### Exercise aim
Quote every line of the material beneath this one.

### Data extract

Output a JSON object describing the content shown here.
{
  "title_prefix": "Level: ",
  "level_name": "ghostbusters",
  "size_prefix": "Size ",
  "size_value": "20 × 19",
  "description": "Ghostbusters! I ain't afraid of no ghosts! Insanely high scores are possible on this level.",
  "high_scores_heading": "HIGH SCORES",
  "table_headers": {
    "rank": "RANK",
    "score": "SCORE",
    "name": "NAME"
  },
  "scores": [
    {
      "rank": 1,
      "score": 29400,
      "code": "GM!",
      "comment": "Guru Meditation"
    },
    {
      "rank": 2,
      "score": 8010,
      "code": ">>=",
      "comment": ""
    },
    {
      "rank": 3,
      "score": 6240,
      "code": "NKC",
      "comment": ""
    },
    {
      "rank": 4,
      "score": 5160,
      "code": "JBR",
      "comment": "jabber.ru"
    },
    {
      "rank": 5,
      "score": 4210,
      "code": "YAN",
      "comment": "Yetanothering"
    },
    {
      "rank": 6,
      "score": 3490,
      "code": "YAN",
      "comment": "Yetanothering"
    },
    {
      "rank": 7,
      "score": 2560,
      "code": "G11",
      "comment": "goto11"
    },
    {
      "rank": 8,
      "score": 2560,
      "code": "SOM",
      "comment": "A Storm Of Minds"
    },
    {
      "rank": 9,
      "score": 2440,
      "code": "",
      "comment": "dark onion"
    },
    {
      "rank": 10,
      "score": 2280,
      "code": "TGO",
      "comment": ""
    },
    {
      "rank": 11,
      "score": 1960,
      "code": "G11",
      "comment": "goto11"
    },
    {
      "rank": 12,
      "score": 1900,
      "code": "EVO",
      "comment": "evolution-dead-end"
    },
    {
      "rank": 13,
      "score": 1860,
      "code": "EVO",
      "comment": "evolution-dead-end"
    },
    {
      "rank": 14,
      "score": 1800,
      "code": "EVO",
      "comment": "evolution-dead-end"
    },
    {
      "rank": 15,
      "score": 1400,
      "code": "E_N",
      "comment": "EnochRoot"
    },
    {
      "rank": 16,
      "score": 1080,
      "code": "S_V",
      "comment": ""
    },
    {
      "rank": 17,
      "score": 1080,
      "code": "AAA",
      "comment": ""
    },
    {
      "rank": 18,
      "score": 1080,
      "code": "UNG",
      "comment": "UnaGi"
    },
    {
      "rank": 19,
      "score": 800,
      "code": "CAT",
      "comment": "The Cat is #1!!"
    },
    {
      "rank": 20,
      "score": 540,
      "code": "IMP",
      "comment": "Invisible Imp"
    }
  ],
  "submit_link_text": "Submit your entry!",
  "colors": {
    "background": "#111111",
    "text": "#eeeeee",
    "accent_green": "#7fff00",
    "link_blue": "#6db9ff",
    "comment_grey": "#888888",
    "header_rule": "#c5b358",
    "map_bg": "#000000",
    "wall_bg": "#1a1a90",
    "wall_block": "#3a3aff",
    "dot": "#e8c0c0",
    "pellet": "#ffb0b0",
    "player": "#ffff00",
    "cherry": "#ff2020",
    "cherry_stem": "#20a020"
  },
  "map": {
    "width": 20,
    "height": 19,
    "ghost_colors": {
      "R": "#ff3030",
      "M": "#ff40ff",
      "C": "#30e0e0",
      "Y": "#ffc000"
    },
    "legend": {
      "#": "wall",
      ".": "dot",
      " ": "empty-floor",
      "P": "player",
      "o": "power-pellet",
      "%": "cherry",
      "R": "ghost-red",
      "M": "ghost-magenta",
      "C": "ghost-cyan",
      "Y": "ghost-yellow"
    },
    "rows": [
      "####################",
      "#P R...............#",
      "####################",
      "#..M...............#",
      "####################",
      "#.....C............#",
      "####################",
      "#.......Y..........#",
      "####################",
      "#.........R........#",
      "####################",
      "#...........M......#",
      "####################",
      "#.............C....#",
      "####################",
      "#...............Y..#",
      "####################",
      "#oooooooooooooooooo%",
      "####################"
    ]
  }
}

### Response to this task
Output a JSON object describing the content shown here.
{
  "title_prefix": "Level: ",
  "level_name": "ghostbusters",
  "size_prefix": "Size ",
  "size_value": "20 × 19",
  "description": "Ghostbusters! I ain't afraid of no ghosts! Insanely high scores are possible on this level.",
  "high_scores_heading": "HIGH SCORES",
  "table_headers": {
    "rank": "RANK",
    "score": "SCORE",
    "name": "NAME"
  },
  "scores": [
    {
      "rank": 1,
      "score": 29400,
      "code": "GM!",
      "comment": "Guru Meditation"
    },
    {
      "rank": 2,
      "score": 8010,
      "code": ">>=",
      "comment": ""
    },
    {
      "rank": 3,
      "score": 6240,
      "code": "NKC",
      "comment": ""
    },
    {
      "rank": 4,
      "score": 5160,
      "code": "JBR",
      "comment": "jabber.ru"
    },
    {
      "rank": 5,
      "score": 4210,
      "code": "YAN",
      "comment": "Yetanothering"
    },
    {
      "rank": 6,
      "score": 3490,
      "code": "YAN",
      "comment": "Yetanothering"
    },
    {
      "rank": 7,
      "score": 2560,
      "code": "G11",
      "comment": "goto11"
    },
    {
      "rank": 8,
      "score": 2560,
      "code": "SOM",
      "comment": "A Storm Of Minds"
    },
    {
      "rank": 9,
      "score": 2440,
      "code": "",
      "comment": "dark onion"
    },
    {
      "rank": 10,
      "score": 2280,
      "code": "TGO",
      "comment": ""
    },
    {
      "rank": 11,
      "score": 1960,
      "code": "G11",
      "comment": "goto11"
    },
    {
      "rank": 12,
      "score": 1900,
      "code": "EVO",
      "comment": "evolution-dead-end"
    },
    {
      "rank": 13,
      "score": 1860,
      "code": "EVO",
      "comment": "evolution-dead-end"
    },
    {
      "rank": 14,
      "score": 1800,
      "code": "EVO",
      "comment": "evolution-dead-end"
    },
    {
      "rank": 15,
      "score": 1400,
      "code": "E_N",
      "comment": "EnochRoot"
    },
    {
      "rank": 16,
      "score": 1080,
      "code": "S_V",
      "comment": ""
    },
    {
      "rank": 17,
      "score": 1080,
      "code": "AAA",
      "comment": ""
    },
    {
      "rank": 18,
      "score": 1080,
      "code": "UNG",
      "comment": "UnaGi"
    },
    {
      "rank": 19,
      "score": 800,
      "code": "CAT",
      "comment": "The Cat is #1!!"
    },
    {
      "rank": 20,
      "score": 540,
      "code": "IMP",
      "comment": "Invisible Imp"
    }
  ],
  "submit_link_text": "Submit your entry!",
  "colors": {
    "background": "#111111",
    "text": "#eeeeee",
    "accent_green": "#7fff00",
    "link_blue": "#6db9ff",
    "comment_grey": "#888888",
    "header_rule": "#c5b358",
    "map_bg": "#000000",
    "wall_bg": "#1a1a90",
    "wall_block": "#3a3aff",
    "dot": "#e8c0c0",
    "pellet": "#ffb0b0",
    "player": "#ffff00",
    "cherry": "#ff2020",
    "cherry_stem": "#20a020"
  },
  "map": {
    "width": 20,
    "height": 19,
    "ghost_colors": {
      "R": "#ff3030",
      "M": "#ff40ff",
      "C": "#30e0e0",
      "Y": "#ffc000"
    },
    "legend": {
      "#": "wall",
      ".": "dot",
      " ": "empty-floor",
      "P": "player",
      "o": "power-pellet",
      "%": "cherry",
      "R": "ghost-red",
      "M": "ghost-magenta",
      "C": "ghost-cyan",
      "Y": "ghost-yellow"
    },
    "rows": [
      "####################",
      "#P R...............#",
      "####################",
      "#..M...............#",
      "####################",
      "#.....C............#",
      "####################",
      "#.......Y..........#",
      "####################",
      "#.........R........#",
      "####################",
      "#...........M......#",
      "####################",
      "#.............C....#",
      "####################",
      "#...............Y..#",
      "####################",
      "#oooooooooooooooooo%",
      "####################"
    ]
  }
}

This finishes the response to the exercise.